• INSTRUCTION
Would you extract the whole listing below and retype it exactly?

• DATA SHOWN

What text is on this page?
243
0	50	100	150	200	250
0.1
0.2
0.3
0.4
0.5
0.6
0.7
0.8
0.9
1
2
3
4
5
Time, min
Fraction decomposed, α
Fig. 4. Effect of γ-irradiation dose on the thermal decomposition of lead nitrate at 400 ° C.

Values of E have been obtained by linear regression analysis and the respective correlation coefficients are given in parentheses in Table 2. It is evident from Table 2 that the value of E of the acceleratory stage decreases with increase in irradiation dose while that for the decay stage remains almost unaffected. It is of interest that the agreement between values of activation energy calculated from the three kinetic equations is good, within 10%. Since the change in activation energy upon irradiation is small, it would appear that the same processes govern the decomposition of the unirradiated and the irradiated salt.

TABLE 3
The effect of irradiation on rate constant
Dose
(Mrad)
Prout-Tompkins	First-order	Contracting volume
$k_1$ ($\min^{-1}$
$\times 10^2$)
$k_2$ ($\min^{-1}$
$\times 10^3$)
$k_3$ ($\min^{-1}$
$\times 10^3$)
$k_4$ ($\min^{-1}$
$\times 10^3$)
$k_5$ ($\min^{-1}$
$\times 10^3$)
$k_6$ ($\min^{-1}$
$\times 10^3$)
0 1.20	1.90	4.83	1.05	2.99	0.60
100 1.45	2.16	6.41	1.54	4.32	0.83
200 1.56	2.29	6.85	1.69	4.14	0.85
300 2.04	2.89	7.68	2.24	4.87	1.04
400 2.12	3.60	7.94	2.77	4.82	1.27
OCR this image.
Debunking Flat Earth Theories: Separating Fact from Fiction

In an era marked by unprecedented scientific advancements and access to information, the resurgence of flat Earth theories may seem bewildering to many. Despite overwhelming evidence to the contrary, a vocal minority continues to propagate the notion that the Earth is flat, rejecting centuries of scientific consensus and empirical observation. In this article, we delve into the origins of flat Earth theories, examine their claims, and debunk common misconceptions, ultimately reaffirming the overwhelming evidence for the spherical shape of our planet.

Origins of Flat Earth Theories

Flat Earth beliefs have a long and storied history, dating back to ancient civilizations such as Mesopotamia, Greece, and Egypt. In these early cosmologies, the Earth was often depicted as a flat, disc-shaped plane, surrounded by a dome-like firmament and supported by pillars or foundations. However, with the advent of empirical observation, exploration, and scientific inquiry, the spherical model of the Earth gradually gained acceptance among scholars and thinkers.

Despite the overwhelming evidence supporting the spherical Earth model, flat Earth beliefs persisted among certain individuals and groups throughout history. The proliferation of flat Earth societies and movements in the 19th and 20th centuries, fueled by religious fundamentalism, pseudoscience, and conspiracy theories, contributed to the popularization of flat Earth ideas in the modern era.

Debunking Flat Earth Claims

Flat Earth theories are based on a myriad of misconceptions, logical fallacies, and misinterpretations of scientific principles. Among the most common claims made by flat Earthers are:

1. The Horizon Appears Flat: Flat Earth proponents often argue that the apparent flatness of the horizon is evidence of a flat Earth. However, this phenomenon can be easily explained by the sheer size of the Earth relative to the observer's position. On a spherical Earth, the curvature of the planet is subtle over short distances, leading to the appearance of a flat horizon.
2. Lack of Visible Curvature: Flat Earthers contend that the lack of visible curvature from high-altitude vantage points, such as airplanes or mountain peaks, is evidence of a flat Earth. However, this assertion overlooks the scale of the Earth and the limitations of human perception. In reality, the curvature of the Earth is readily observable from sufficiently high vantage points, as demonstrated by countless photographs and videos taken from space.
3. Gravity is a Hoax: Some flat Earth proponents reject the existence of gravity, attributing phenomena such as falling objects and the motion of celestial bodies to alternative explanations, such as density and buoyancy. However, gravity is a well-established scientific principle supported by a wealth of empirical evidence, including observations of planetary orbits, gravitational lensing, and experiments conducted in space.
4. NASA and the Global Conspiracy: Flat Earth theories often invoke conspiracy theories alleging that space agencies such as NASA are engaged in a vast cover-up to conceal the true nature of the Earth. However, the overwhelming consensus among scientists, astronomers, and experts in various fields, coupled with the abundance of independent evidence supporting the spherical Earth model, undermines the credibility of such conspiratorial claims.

• THE OUTPUT
What text is on this page?
243
0	50	100	150	200	250
0.1
0.2
0.3
0.4
0.5
0.6
0.7
0.8
0.9
1
2
3
4
5
Time, min
Fraction decomposed, α
Fig. 4. Effect of γ-irradiation dose on the thermal decomposition of lead nitrate at 400 ° C.

Values of E have been obtained by linear regression analysis and the respective correlation coefficients are given in parentheses in Table 2. It is evident from Table 2 that the value of E of the acceleratory stage decreases with increase in irradiation dose while that for the decay stage remains almost unaffected. It is of interest that the agreement between values of activation energy calculated from the three kinetic equations is good, within 10%. Since the change in activation energy upon irradiation is small, it would appear that the same processes govern the decomposition of the unirradiated and the irradiated salt.

TABLE 3
The effect of irradiation on rate constant
Dose
(Mrad)
Prout-Tompkins	First-order	Contracting volume
$k_1$ ($\min^{-1}$
$\times 10^2$)
$k_2$ ($\min^{-1}$
$\times 10^3$)
$k_3$ ($\min^{-1}$
$\times 10^3$)
$k_4$ ($\min^{-1}$
$\times 10^3$)
$k_5$ ($\min^{-1}$
$\times 10^3$)
$k_6$ ($\min^{-1}$
$\times 10^3$)
0 1.20	1.90	4.83	1.05	2.99	0.60
100 1.45	2.16	6.41	1.54	4.32	0.83
200 1.56	2.29	6.85	1.69	4.14	0.85
300 2.04	2.89	7.68	2.24	4.87	1.04
400 2.12	3.60	7.94	2.77	4.82	1.27
OCR this image.
Debunking Flat Earth Theories: Separating Fact from Fiction

In an era marked by unprecedented scientific advancements and access to information, the resurgence of flat Earth theories may seem bewildering to many. Despite overwhelming evidence to the contrary, a vocal minority continues to propagate the notion that the Earth is flat, rejecting centuries of scientific consensus and empirical observation. In this article, we delve into the origins of flat Earth theories, examine their claims, and debunk common misconceptions, ultimately reaffirming the overwhelming evidence for the spherical shape of our planet.

Origins of Flat Earth Theories

Flat Earth beliefs have a long and storied history, dating back to ancient civilizations such as Mesopotamia, Greece, and Egypt. In these early cosmologies, the Earth was often depicted as a flat, disc-shaped plane, surrounded by a dome-like firmament and supported by pillars or foundations. However, with the advent of empirical observation, exploration, and scientific inquiry, the spherical model of the Earth gradually gained acceptance among scholars and thinkers.

Despite the overwhelming evidence supporting the spherical Earth model, flat Earth beliefs persisted among certain individuals and groups throughout history. The proliferation of flat Earth societies and movements in the 19th and 20th centuries, fueled by religious fundamentalism, pseudoscience, and conspiracy theories, contributed to the popularization of flat Earth ideas in the modern era.

Debunking Flat Earth Claims

Flat Earth theories are based on a myriad of misconceptions, logical fallacies, and misinterpretations of scientific principles. Among the most common claims made by flat Earthers are:

1. The Horizon Appears Flat: Flat Earth proponents often argue that the apparent flatness of the horizon is evidence of a flat Earth. However, this phenomenon can be easily explained by the sheer size of the Earth relative to the observer's position. On a spherical Earth, the curvature of the planet is subtle over short distances, leading to the appearance of a flat horizon.
2. Lack of Visible Curvature: Flat Earthers contend that the lack of visible curvature from high-altitude vantage points, such as airplanes or mountain peaks, is evidence of a flat Earth. However, this assertion overlooks the scale of the Earth and the limitations of human perception. In reality, the curvature of the Earth is readily observable from sufficiently high vantage points, as demonstrated by countless photographs and videos taken from space.
3. Gravity is a Hoax: Some flat Earth proponents reject the existence of gravity, attributing phenomena such as falling objects and the motion of celestial bodies to alternative explanations, such as density and buoyancy. However, gravity is a well-established scientific principle supported by a wealth of empirical evidence, including observations of planetary orbits, gravitational lensing, and experiments conducted in space.
4. NASA and the Global Conspiracy: Flat Earth theories often invoke conspiracy theories alleging that space agencies such as NASA are engaged in a vast cover-up to conceal the true nature of the Earth. However, the overwhelming consensus among scientists, astronomers, and experts in various fields, coupled with the abundance of independent evidence supporting the spherical Earth model, undermines the credibility of such conspiratorial claims.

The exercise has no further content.